= Your objective =
Write the material out again in full, exactly.
----------
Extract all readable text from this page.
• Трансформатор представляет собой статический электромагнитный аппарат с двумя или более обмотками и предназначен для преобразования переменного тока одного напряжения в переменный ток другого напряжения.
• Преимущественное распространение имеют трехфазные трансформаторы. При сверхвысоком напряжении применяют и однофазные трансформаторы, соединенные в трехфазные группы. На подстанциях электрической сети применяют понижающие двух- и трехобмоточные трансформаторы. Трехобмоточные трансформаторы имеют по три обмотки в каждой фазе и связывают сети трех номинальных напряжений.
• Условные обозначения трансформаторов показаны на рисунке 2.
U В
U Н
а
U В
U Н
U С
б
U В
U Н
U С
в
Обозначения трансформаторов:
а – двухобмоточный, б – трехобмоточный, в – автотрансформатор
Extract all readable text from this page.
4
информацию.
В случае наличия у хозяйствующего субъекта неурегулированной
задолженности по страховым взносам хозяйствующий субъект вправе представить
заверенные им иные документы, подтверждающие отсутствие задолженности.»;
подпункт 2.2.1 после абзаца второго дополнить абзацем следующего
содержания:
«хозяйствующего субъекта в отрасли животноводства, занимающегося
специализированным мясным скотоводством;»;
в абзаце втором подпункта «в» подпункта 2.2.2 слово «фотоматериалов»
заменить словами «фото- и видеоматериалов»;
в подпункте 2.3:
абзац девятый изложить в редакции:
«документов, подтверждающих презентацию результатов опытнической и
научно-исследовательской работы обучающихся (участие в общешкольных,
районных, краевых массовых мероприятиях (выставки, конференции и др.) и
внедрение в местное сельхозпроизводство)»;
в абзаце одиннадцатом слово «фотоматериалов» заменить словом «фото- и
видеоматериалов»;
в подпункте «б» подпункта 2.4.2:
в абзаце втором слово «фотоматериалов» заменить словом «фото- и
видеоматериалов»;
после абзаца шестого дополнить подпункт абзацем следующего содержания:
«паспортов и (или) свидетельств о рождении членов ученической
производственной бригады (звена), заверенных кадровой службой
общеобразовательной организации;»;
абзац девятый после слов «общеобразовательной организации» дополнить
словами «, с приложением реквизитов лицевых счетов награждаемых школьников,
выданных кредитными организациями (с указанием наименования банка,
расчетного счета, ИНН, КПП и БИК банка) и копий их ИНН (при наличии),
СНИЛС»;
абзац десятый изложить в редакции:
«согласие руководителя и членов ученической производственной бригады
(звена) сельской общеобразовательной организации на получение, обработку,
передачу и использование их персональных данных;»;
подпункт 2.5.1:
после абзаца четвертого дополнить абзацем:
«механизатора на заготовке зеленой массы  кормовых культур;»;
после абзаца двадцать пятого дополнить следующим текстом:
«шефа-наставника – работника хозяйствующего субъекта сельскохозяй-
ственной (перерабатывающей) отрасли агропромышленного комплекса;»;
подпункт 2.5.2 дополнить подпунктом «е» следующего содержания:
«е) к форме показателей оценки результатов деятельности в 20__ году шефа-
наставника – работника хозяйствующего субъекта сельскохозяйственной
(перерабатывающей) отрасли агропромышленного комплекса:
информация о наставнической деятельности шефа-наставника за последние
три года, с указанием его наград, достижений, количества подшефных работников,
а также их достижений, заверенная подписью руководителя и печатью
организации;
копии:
----------
= Final answer =
Extract all readable text from this page.
• Трансформатор представляет собой статический электромагнитный аппарат с двумя или более обмотками и предназначен для преобразования переменного тока одного напряжения в переменный ток другого напряжения.
• Преимущественное распространение имеют трехфазные трансформаторы. При сверхвысоком напряжении применяют и однофазные трансформаторы, соединенные в трехфазные группы. На подстанциях электрической сети применяют понижающие двух- и трехобмоточные трансформаторы. Трехобмоточные трансформаторы имеют по три обмотки в каждой фазе и связывают сети трех номинальных напряжений.
• Условные обозначения трансформаторов показаны на рисунке 2.
U В
U Н
а
U В
U Н
U С
б
U В
U Н
U С
в
Обозначения трансформаторов:
а – двухобмоточный, б – трехобмоточный, в – автотрансформатор
Extract all readable text from this page.
4
информацию.
В случае наличия у хозяйствующего субъекта неурегулированной
задолженности по страховым взносам хозяйствующий субъект вправе представить
заверенные им иные документы, подтверждающие отсутствие задолженности.»;
подпункт 2.2.1 после абзаца второго дополнить абзацем следующего
содержания:
«хозяйствующего субъекта в отрасли животноводства, занимающегося
специализированным мясным скотоводством;»;
в абзаце втором подпункта «в» подпункта 2.2.2 слово «фотоматериалов»
заменить словами «фото- и видеоматериалов»;
в подпункте 2.3:
абзац девятый изложить в редакции:
«документов, подтверждающих презентацию результатов опытнической и
научно-исследовательской работы обучающихся (участие в общешкольных,
районных, краевых массовых мероприятиях (выставки, конференции и др.) и
внедрение в местное сельхозпроизводство)»;
в абзаце одиннадцатом слово «фотоматериалов» заменить словом «фото- и
видеоматериалов»;
в подпункте «б» подпункта 2.4.2:
в абзаце втором слово «фотоматериалов» заменить словом «фото- и
видеоматериалов»;
после абзаца шестого дополнить подпункт абзацем следующего содержания:
«паспортов и (или) свидетельств о рождении членов ученической
производственной бригады (звена), заверенных кадровой службой
общеобразовательной организации;»;
абзац девятый после слов «общеобразовательной организации» дополнить
словами «, с приложением реквизитов лицевых счетов награждаемых школьников,
выданных кредитными организациями (с указанием наименования банка,
расчетного счета, ИНН, КПП и БИК банка) и копий их ИНН (при наличии),
СНИЛС»;
абзац десятый изложить в редакции:
«согласие руководителя и членов ученической производственной бригады
(звена) сельской общеобразовательной организации на получение, обработку,
передачу и использование их персональных данных;»;
подпункт 2.5.1:
после абзаца четвертого дополнить абзацем:
«механизатора на заготовке зеленой массы  кормовых культур;»;
после абзаца двадцать пятого дополнить следующим текстом:
«шефа-наставника – работника хозяйствующего субъекта сельскохозяй-
ственной (перерабатывающей) отрасли агропромышленного комплекса;»;
подпункт 2.5.2 дополнить подпунктом «е» следующего содержания:
«е) к форме показателей оценки результатов деятельности в 20__ году шефа-
наставника – работника хозяйствующего субъекта сельскохозяйственной
(перерабатывающей) отрасли агропромышленного комплекса:
информация о наставнической деятельности шефа-наставника за последние
три года, с указанием его наград, достижений, количества подшефных работников,
а также их достижений, заверенная подписью руководителя и печатью
организации;
копии:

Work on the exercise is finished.